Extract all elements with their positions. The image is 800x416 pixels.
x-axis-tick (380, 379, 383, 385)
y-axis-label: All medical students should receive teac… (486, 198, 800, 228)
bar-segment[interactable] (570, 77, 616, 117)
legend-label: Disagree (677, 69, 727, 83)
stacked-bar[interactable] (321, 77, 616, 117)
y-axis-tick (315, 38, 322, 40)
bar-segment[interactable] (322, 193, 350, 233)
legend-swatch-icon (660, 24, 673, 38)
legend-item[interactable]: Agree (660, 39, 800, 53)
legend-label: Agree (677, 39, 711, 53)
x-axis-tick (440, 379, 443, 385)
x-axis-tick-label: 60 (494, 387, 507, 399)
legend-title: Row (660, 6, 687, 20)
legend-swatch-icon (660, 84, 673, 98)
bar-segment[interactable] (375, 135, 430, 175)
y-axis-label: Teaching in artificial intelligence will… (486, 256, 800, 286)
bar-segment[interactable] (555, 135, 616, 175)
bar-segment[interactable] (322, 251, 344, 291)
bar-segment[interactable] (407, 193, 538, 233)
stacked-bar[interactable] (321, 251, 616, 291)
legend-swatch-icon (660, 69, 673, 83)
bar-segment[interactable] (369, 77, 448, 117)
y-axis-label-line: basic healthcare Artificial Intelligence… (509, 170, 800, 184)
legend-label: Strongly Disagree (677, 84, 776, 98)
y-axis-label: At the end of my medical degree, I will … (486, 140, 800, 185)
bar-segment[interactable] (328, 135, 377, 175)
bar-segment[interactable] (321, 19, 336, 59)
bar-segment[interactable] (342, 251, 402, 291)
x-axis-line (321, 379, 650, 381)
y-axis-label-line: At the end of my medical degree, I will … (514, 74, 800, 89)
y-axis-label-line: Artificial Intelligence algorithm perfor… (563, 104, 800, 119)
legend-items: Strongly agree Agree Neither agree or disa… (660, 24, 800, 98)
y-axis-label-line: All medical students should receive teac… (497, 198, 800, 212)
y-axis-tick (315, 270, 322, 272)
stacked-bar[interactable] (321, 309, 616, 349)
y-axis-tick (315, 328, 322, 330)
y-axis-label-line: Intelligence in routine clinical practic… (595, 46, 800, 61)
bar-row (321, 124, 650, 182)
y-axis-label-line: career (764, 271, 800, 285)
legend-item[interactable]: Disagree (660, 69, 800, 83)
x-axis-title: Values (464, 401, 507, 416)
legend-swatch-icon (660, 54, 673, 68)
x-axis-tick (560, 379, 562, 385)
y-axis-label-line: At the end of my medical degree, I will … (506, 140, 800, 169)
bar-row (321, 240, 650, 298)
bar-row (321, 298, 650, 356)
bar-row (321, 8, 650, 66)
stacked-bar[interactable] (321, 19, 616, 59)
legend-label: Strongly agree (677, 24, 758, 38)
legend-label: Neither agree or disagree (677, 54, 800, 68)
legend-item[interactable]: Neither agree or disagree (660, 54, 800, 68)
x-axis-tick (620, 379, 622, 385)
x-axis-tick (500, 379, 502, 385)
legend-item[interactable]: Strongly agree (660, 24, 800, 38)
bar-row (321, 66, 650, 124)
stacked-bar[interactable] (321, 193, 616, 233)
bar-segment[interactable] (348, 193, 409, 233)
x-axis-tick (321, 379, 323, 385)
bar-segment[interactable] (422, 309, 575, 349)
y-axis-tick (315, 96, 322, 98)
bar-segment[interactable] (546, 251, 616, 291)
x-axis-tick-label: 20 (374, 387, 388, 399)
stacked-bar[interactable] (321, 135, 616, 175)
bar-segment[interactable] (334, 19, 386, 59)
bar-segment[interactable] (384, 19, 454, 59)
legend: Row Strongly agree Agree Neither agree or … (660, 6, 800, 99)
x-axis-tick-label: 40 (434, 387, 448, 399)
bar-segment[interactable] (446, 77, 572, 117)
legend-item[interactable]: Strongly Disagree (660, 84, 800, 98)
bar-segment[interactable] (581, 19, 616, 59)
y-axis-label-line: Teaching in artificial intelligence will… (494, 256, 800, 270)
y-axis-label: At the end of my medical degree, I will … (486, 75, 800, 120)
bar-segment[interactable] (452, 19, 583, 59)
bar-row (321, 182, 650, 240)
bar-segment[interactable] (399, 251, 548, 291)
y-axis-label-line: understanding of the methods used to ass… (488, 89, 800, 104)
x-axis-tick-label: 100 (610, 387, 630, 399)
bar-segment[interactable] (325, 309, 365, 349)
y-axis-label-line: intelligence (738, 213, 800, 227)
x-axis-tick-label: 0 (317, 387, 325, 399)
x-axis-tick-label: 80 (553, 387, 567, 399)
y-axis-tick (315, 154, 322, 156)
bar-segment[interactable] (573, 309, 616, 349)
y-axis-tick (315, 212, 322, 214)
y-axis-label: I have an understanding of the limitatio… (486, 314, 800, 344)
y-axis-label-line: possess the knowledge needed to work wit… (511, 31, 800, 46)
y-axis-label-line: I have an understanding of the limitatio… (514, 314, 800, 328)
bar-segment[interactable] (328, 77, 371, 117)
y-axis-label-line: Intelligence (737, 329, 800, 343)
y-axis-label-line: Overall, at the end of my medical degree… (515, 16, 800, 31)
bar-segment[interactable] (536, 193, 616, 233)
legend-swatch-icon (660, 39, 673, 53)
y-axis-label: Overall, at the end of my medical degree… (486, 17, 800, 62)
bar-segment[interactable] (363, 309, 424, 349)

^^^^^^^^

Return every line of the data above unchanged.

- [SOLVED PROBLEM]
Extract all elements with their positions. The image is 800x416 pixels.
x-axis-tick (380, 379, 383, 385)
y-axis-label: All medical students should receive teac… (486, 198, 800, 228)
bar-segment[interactable] (570, 77, 616, 117)
legend-label: Disagree (677, 69, 727, 83)
stacked-bar[interactable] (321, 77, 616, 117)
y-axis-tick (315, 38, 322, 40)
bar-segment[interactable] (322, 193, 350, 233)
legend-swatch-icon (660, 24, 673, 38)
legend-item[interactable]: Agree (660, 39, 800, 53)
legend-label: Agree (677, 39, 711, 53)
x-axis-tick (440, 379, 443, 385)
x-axis-tick-label: 60 (494, 387, 507, 399)
legend-title: Row (660, 6, 687, 20)
legend-swatch-icon (660, 84, 673, 98)
bar-segment[interactable] (375, 135, 430, 175)
y-axis-label: Teaching in artificial intelligence will… (486, 256, 800, 286)
bar-segment[interactable] (555, 135, 616, 175)
bar-segment[interactable] (322, 251, 344, 291)
bar-segment[interactable] (407, 193, 538, 233)
stacked-bar[interactable] (321, 251, 616, 291)
legend-swatch-icon (660, 69, 673, 83)
bar-segment[interactable] (369, 77, 448, 117)
y-axis-label-line: basic healthcare Artificial Intelligence… (509, 170, 800, 184)
legend-label: Strongly Disagree (677, 84, 776, 98)
y-axis-label: At the end of my medical degree, I will … (486, 140, 800, 185)
bar-segment[interactable] (328, 135, 377, 175)
bar-segment[interactable] (321, 19, 336, 59)
bar-segment[interactable] (342, 251, 402, 291)
x-axis-line (321, 379, 650, 381)
y-axis-label-line: At the end of my medical degree, I will … (514, 74, 800, 89)
y-axis-label-line: Artificial Intelligence algorithm perfor… (563, 104, 800, 119)
legend-items: Strongly agree Agree Neither agree or disa… (660, 24, 800, 98)
y-axis-label-line: All medical students should receive teac… (497, 198, 800, 212)
y-axis-tick (315, 270, 322, 272)
stacked-bar[interactable] (321, 309, 616, 349)
y-axis-tick (315, 328, 322, 330)
y-axis-label-line: Intelligence in routine clinical practic… (595, 46, 800, 61)
bar-row (321, 124, 650, 182)
y-axis-label-line: career (764, 271, 800, 285)
legend-item[interactable]: Disagree (660, 69, 800, 83)
x-axis-title: Values (464, 401, 507, 416)
legend-swatch-icon (660, 54, 673, 68)
x-axis-tick (560, 379, 562, 385)
y-axis-label-line: At the end of my medical degree, I will … (506, 140, 800, 169)
bar-row (321, 240, 650, 298)
bar-row (321, 298, 650, 356)
bar-row (321, 8, 650, 66)
stacked-bar[interactable] (321, 19, 616, 59)
legend-label: Strongly agree (677, 24, 758, 38)
legend-label: Neither agree or disagree (677, 54, 800, 68)
legend-item[interactable]: Neither agree or disagree (660, 54, 800, 68)
x-axis-tick (620, 379, 622, 385)
x-axis-tick (500, 379, 502, 385)
legend-item[interactable]: Strongly agree (660, 24, 800, 38)
bar-row (321, 66, 650, 124)
stacked-bar[interactable] (321, 193, 616, 233)
bar-segment[interactable] (348, 193, 409, 233)
x-axis-tick (321, 379, 323, 385)
bar-segment[interactable] (422, 309, 575, 349)
y-axis-tick (315, 96, 322, 98)
bar-segment[interactable] (546, 251, 616, 291)
x-axis-tick-label: 20 (374, 387, 388, 399)
stacked-bar[interactable] (321, 135, 616, 175)
bar-segment[interactable] (334, 19, 386, 59)
bar-segment[interactable] (384, 19, 454, 59)
legend: Row Strongly agree Agree Neither agree or … (660, 6, 800, 99)
x-axis-tick-label: 40 (434, 387, 448, 399)
bar-segment[interactable] (446, 77, 572, 117)
legend-item[interactable]: Strongly Disagree (660, 84, 800, 98)
bar-segment[interactable] (581, 19, 616, 59)
y-axis-label-line: Teaching in artificial intelligence will… (494, 256, 800, 270)
y-axis-label: At the end of my medical degree, I will … (486, 75, 800, 120)
bar-segment[interactable] (452, 19, 583, 59)
bar-row (321, 182, 650, 240)
bar-segment[interactable] (399, 251, 548, 291)
y-axis-label-line: understanding of the methods used to ass… (488, 89, 800, 104)
x-axis-tick-label: 100 (610, 387, 630, 399)
bar-segment[interactable] (325, 309, 365, 349)
y-axis-label-line: intelligence (738, 213, 800, 227)
x-axis-tick-label: 0 (317, 387, 325, 399)
x-axis-tick-label: 80 (553, 387, 567, 399)
y-axis-tick (315, 154, 322, 156)
bar-segment[interactable] (573, 309, 616, 349)
y-axis-tick (315, 212, 322, 214)
y-axis-label: I have an understanding of the limitatio… (486, 314, 800, 344)
y-axis-label-line: possess the knowledge needed to work wit… (511, 31, 800, 46)
y-axis-label-line: I have an understanding of the limitatio… (514, 314, 800, 328)
bar-segment[interactable] (328, 77, 371, 117)
y-axis-label-line: Intelligence (737, 329, 800, 343)
y-axis-label-line: Overall, at the end of my medical degree… (515, 16, 800, 31)
bar-segment[interactable] (536, 193, 616, 233)
legend-swatch-icon (660, 39, 673, 53)
y-axis-label: Overall, at the end of my medical degree… (486, 17, 800, 62)
bar-segment[interactable] (363, 309, 424, 349)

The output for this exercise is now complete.